**Task objective**
Which lines hold the word "culpă"? Copy each of them from the material.

**Provided data**
---------------

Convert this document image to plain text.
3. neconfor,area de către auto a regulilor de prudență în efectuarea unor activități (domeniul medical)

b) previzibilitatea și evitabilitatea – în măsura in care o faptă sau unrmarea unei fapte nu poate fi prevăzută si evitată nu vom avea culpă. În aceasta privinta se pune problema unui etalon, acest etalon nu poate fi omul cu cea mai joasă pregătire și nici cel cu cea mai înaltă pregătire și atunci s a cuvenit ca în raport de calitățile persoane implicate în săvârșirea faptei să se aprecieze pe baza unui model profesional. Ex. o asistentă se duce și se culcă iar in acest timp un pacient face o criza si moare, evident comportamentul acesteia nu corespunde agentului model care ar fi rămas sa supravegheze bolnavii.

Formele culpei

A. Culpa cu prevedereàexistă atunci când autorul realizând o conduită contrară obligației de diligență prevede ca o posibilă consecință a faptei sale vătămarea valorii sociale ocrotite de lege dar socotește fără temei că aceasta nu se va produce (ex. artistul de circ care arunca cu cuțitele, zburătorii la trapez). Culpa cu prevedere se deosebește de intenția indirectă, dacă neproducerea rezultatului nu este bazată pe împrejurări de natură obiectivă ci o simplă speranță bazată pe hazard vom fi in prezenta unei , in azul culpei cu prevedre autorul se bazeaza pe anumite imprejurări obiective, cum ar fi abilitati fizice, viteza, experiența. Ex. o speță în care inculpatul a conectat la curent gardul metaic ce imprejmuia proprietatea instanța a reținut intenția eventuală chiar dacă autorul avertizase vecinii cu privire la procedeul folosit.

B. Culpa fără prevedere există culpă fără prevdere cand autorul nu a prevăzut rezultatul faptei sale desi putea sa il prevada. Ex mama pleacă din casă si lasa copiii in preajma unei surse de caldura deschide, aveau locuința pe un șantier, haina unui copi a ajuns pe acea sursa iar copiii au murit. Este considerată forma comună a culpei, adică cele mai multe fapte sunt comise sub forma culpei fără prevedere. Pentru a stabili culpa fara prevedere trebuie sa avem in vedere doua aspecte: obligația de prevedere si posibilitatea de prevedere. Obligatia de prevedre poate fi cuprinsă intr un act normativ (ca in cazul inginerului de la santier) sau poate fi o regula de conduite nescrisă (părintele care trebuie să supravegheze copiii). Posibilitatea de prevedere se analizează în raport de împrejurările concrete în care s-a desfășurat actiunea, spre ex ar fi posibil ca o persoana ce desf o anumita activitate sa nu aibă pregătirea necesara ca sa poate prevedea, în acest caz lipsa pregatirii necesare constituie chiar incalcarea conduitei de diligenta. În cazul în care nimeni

---------------

**The answer**
b) previzibilitatea și evitabilitatea – în măsura in care o faptă sau unrmarea unei fapte nu poate fi prevăzută si evitată nu vom avea culpă. În aceasta privinta se pune problema unui etalon, acest etalon nu poate fi omul cu cea mai joasă pregătire și nici cel cu cea mai înaltă pregătire și atunci s a cuvenit ca în raport de calitățile persoane implicate în săvârșirea faptei să se aprecieze pe baza unui model profesional. Ex. o asistentă se duce și se culcă iar in acest timp un pacient face o criza si moare, evident comportamentul acesteia nu corespunde agentului model care ar fi rămas sa supravegheze bolnavii.
B. Culpa fără prevedere există culpă fără prevdere cand autorul nu a prevăzut rezultatul faptei sale desi putea sa il prevada. Ex mama pleacă din casă si lasa copiii in preajma unei surse de caldura deschide, aveau locuința pe un șantier, haina unui copi a ajuns pe acea sursa iar copiii au murit. Este considerată forma comună a culpei, adică cele mai multe fapte sunt comise sub forma culpei fără prevedere. Pentru a stabili culpa fara prevedere trebuie sa avem in vedere doua aspecte: obligația de prevedere si posibilitatea de prevedere. Obligatia de prevedre poate fi cuprinsă intr un act normativ (ca in cazul inginerului de la santier) sau poate fi o regula de conduite nescrisă (părintele care trebuie să supravegheze copiii). Posibilitatea de prevedere se analizează în raport de împrejurările concrete în care s-a desfășurat actiunea, spre ex ar fi posibil ca o persoana ce desf o anumita activitate sa nu aibă pregătirea necesara ca sa poate prevedea, în acest caz lipsa pregatirii necesare constituie chiar incalcarea conduitei de diligenta. În cazul în care nimeni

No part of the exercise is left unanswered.